Given instruction | Transcribe all of the material exactly, except for its pictures.

Supplied records |
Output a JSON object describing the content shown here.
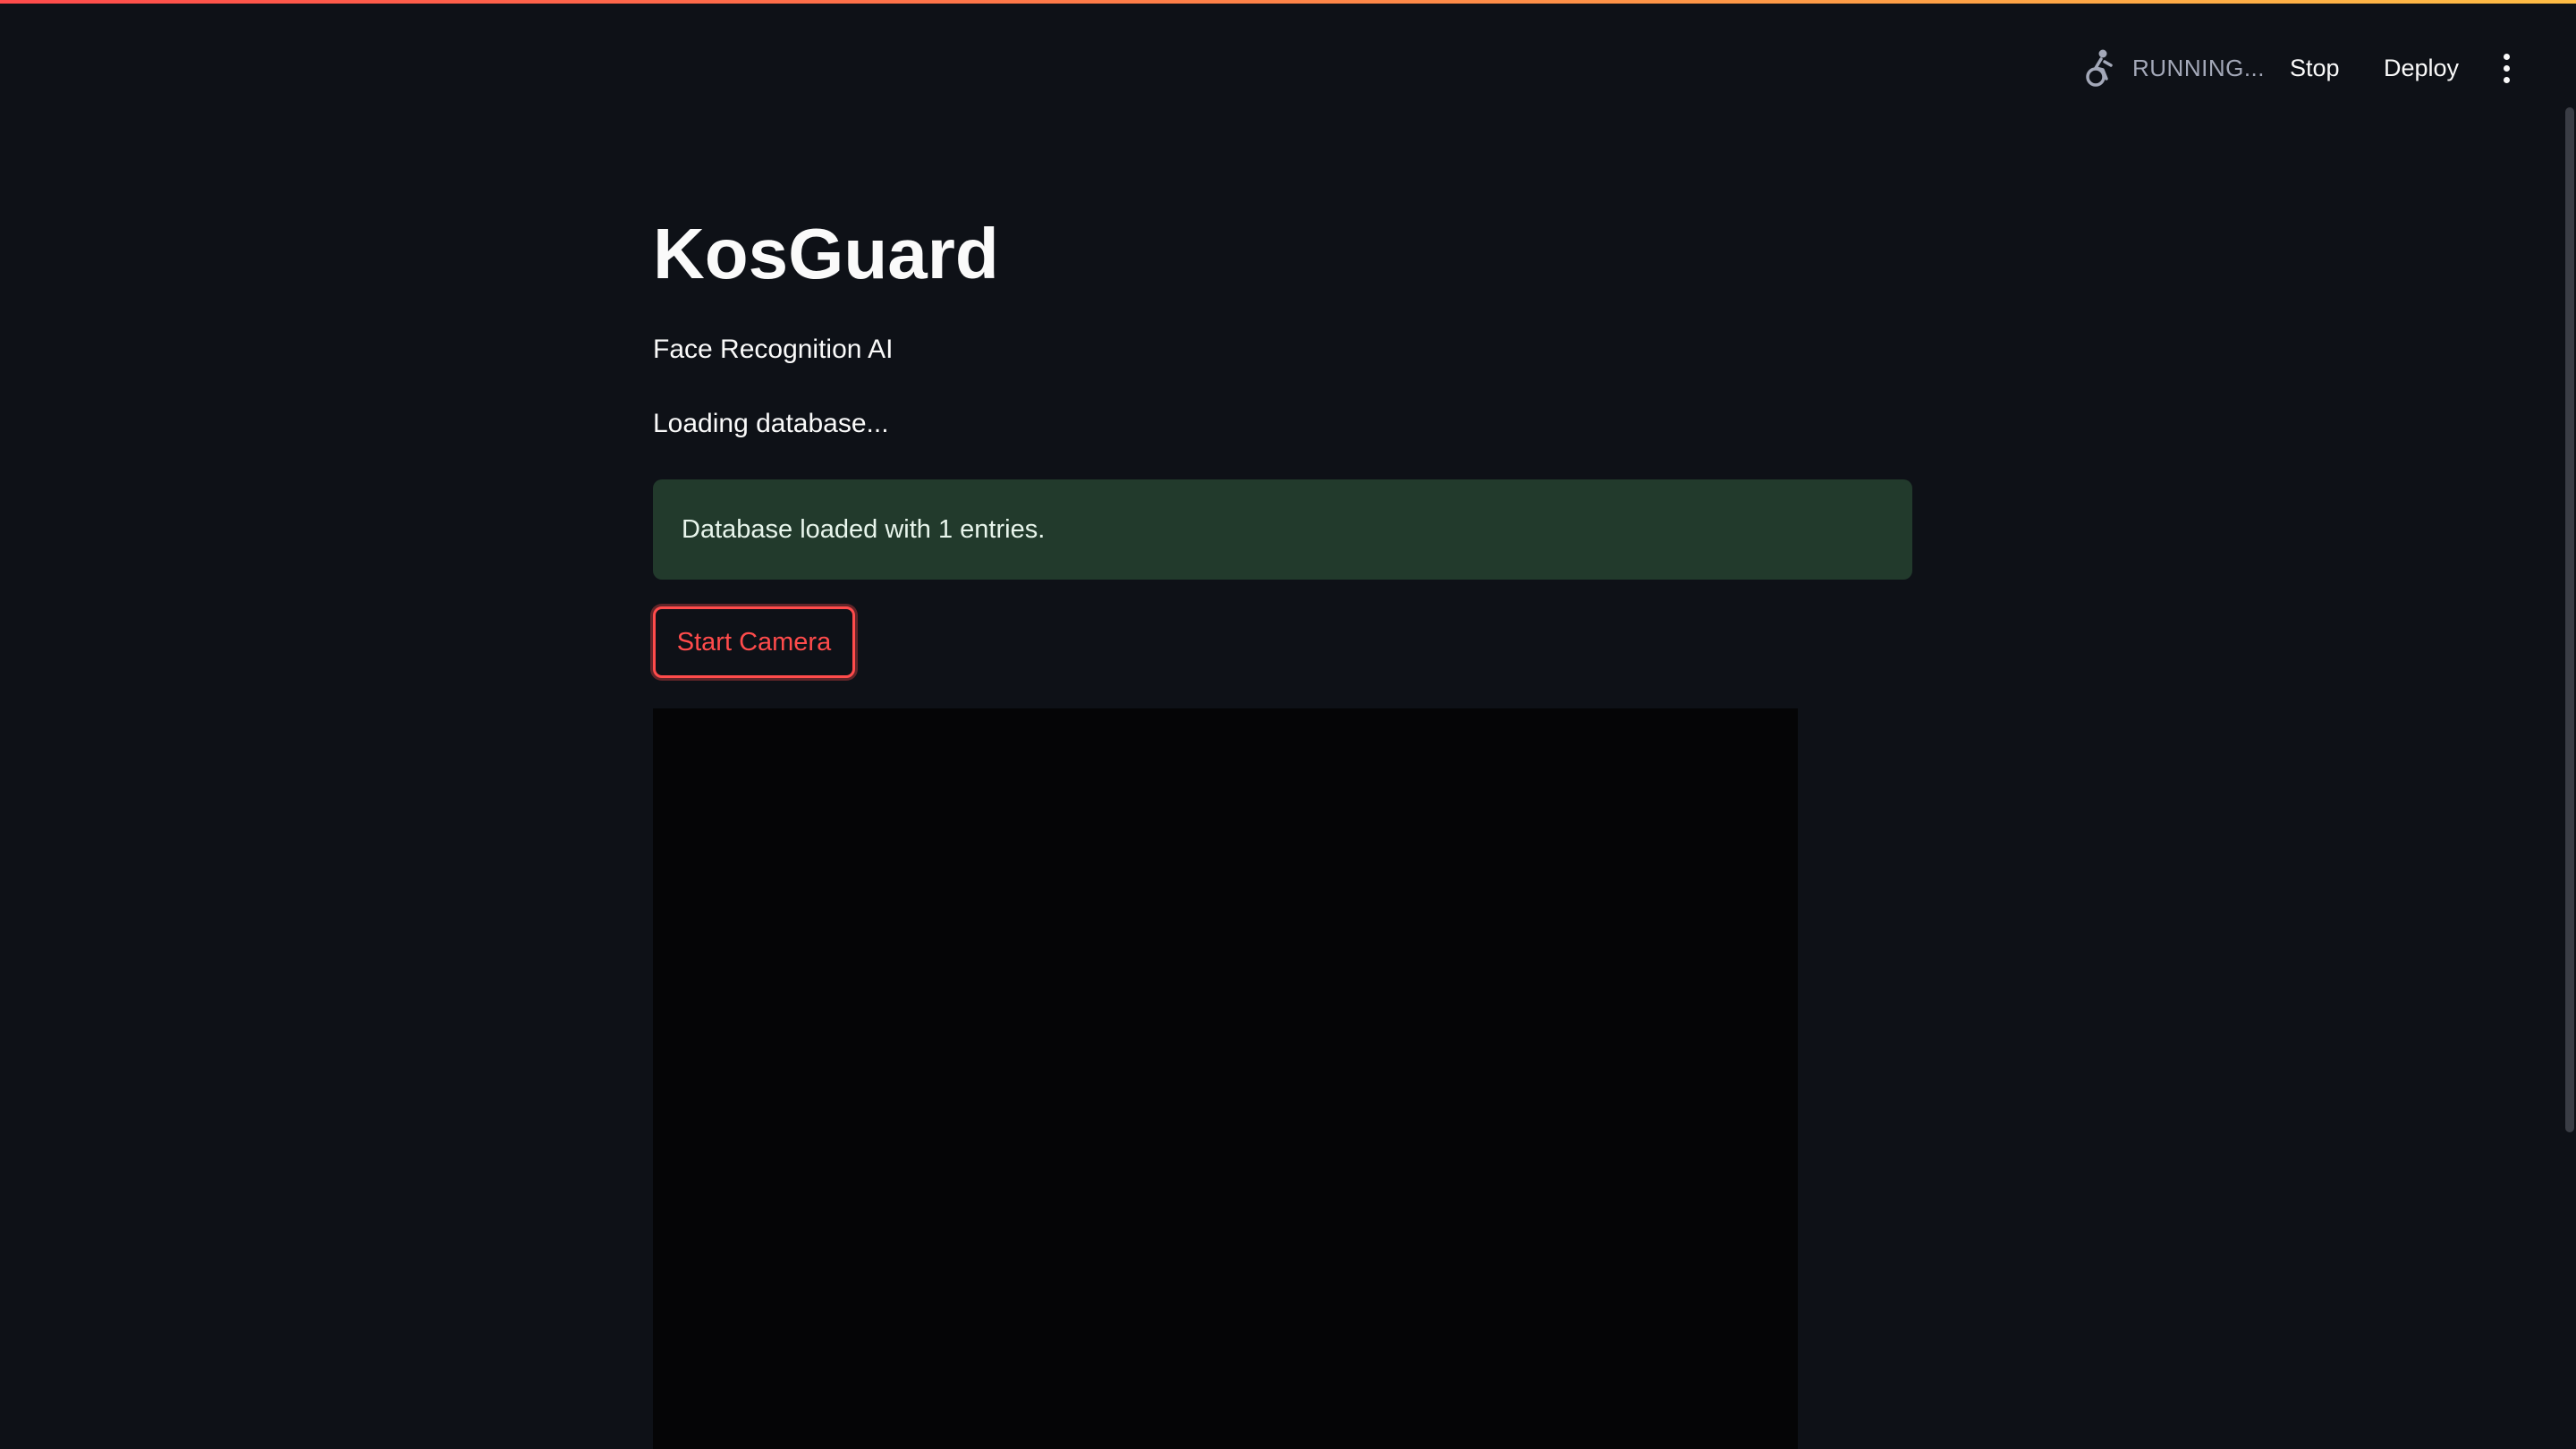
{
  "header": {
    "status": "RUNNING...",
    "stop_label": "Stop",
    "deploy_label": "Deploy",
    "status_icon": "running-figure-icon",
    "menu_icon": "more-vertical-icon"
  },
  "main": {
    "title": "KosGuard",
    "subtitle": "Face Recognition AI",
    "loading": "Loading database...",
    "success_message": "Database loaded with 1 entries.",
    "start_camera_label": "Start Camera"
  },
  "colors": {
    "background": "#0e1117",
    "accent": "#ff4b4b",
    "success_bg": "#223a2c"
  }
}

Answer for this exercise |
Output a JSON object describing the content shown here.
{
  "header": {
    "status": "RUNNING...",
    "stop_label": "Stop",
    "deploy_label": "Deploy",
    "status_icon": "running-figure-icon",
    "menu_icon": "more-vertical-icon"
  },
  "main": {
    "title": "KosGuard",
    "subtitle": "Face Recognition AI",
    "loading": "Loading database...",
    "success_message": "Database loaded with 1 entries.",
    "start_camera_label": "Start Camera"
  },
  "colors": {
    "background": "#0e1117",
    "accent": "#ff4b4b",
    "success_bg": "#223a2c"
  }
}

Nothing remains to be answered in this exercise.